## What to work on
Write the lines from the start of the items below through the line that contains "The cap layer 19 is at (182, 117).", inclusive, as a JSON list of strings with one string per line. Skip blank lines, and leave the pictures out of the answer.

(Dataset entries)
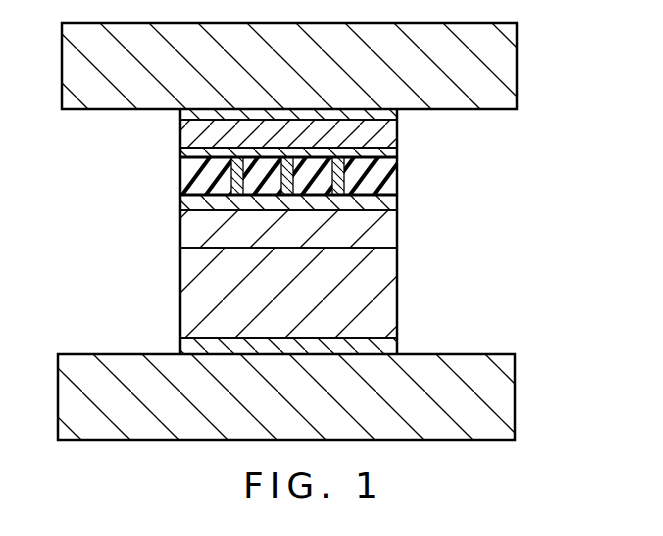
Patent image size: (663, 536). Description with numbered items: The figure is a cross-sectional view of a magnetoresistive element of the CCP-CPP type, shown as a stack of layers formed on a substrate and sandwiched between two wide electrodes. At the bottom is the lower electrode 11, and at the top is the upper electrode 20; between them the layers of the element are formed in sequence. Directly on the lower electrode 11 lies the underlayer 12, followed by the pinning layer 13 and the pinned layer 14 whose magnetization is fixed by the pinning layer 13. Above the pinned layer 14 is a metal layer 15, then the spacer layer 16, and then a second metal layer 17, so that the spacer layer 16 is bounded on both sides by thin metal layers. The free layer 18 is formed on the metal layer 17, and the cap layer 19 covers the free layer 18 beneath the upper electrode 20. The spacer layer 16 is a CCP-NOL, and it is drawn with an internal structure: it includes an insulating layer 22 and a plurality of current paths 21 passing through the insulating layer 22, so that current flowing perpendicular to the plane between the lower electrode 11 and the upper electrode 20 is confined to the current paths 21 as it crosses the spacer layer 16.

The lower electrode 11 is at (505, 393).
The underlayer 12 is at (397, 342).
The pinning layer 13 is at (392, 305).
The pinned layer 14 is at (397, 236).
The metal layer 15 is at (397, 206).
The spacer layer 16 is at (302, 180).
The metal layer 17 is at (397, 156).
The free layer 18 is at (397, 135).
The cap layer 19 is at (182, 117).
The upper electrode 20 is at (510, 60).
The current paths 21 is at (228, 160).
The insulating layer 22 is at (182, 189).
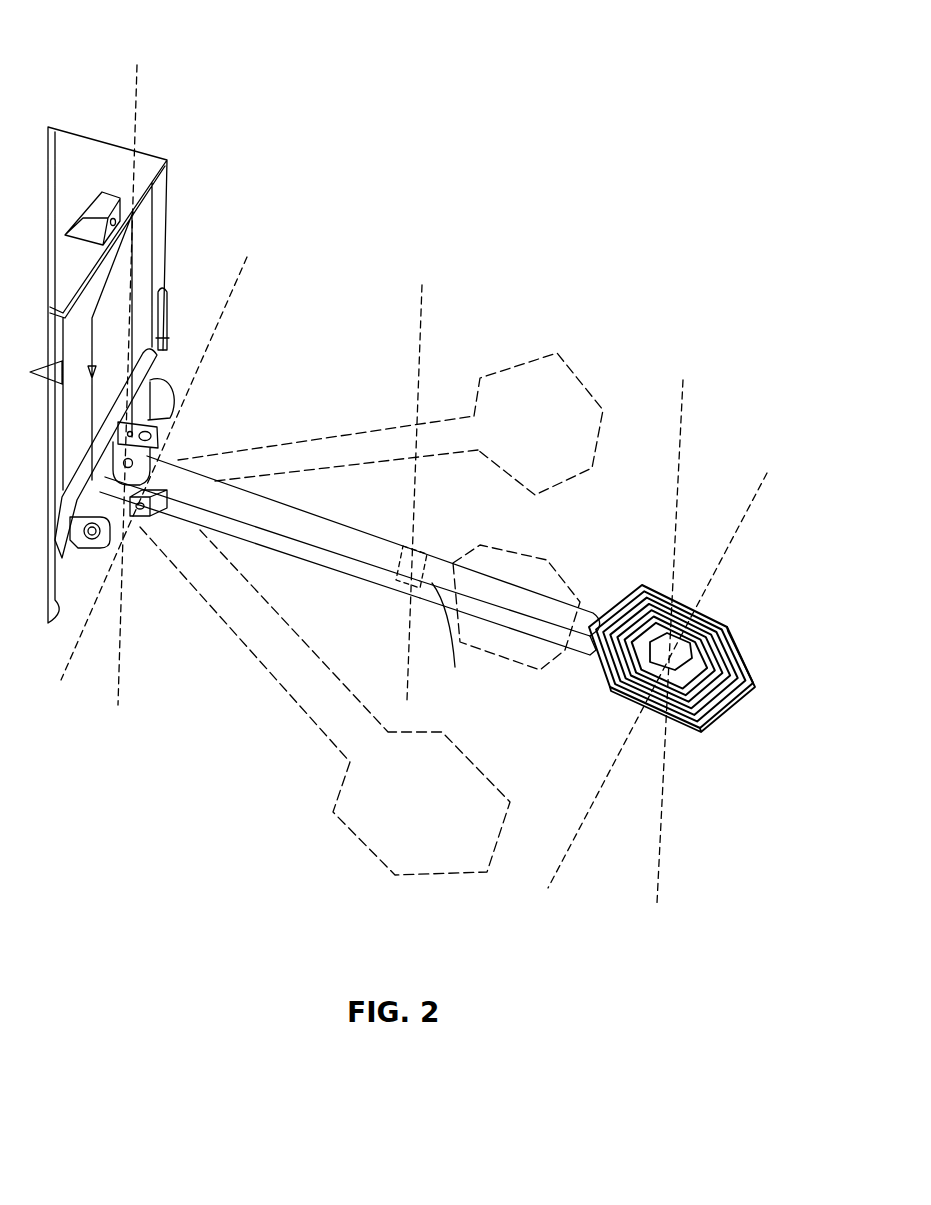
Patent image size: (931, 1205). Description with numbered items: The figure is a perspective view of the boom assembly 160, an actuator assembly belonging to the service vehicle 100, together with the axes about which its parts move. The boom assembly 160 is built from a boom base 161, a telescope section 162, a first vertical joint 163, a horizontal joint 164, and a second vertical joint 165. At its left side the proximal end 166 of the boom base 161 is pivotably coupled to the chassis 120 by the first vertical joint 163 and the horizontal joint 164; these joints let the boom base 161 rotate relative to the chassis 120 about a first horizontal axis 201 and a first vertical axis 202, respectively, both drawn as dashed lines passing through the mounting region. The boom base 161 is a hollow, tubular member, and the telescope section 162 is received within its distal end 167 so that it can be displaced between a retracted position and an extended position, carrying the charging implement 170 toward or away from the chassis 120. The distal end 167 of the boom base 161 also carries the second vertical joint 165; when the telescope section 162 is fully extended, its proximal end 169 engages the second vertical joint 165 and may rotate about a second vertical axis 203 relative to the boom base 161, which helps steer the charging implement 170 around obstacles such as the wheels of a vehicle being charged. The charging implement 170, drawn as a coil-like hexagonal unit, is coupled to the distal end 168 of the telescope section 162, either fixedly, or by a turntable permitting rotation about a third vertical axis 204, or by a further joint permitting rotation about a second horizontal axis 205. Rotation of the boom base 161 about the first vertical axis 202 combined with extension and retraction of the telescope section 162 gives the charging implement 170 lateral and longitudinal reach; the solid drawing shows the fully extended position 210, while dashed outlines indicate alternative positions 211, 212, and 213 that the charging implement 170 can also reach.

## Written answer
[
  "Patent image size: (663, 536). Description with numbered items: The figure is a cross-sectional view of a magnetoresistive element of the CCP-CPP type, shown as a stack of layers formed on a substrate and sandwiched between two wide electrodes. At the bottom is the lower electrode 11, and at the top is the upper electrode 20; between them the layers of the element are formed in sequence. Directly on the lower electrode 11 lies the underlayer 12, followed by the pinning layer 13 and the pinned layer 14 whose magnetization is fixed by the pinning layer 13. Above the pinned layer 14 is a metal layer 15, then the spacer layer 16, and then a second metal layer 17, so that the spacer layer 16 is bounded on both sides by thin metal layers. The free layer 18 is formed on the metal layer 17, and the cap layer 19 covers the free layer 18 beneath the upper electrode 20. The spacer layer 16 is a CCP-NOL, and it is drawn with an internal structure: it includes an insulating layer 22 and a plurality of current paths 21 passing through the insulating layer 22, so that current flowing perpendicular to the plane between the lower electrode 11 and the upper electrode 20 is confined to the current paths 21 as it crosses the spacer layer 16.",
  "The lower electrode 11 is at (505, 393).",
  "The underlayer 12 is at (397, 342).",
  "The pinning layer 13 is at (392, 305).",
  "The pinned layer 14 is at (397, 236).",
  "The metal layer 15 is at (397, 206).",
  "The spacer layer 16 is at (302, 180).",
  "The metal layer 17 is at (397, 156).",
  "The free layer 18 is at (397, 135).",
  "The cap layer 19 is at (182, 117)."
]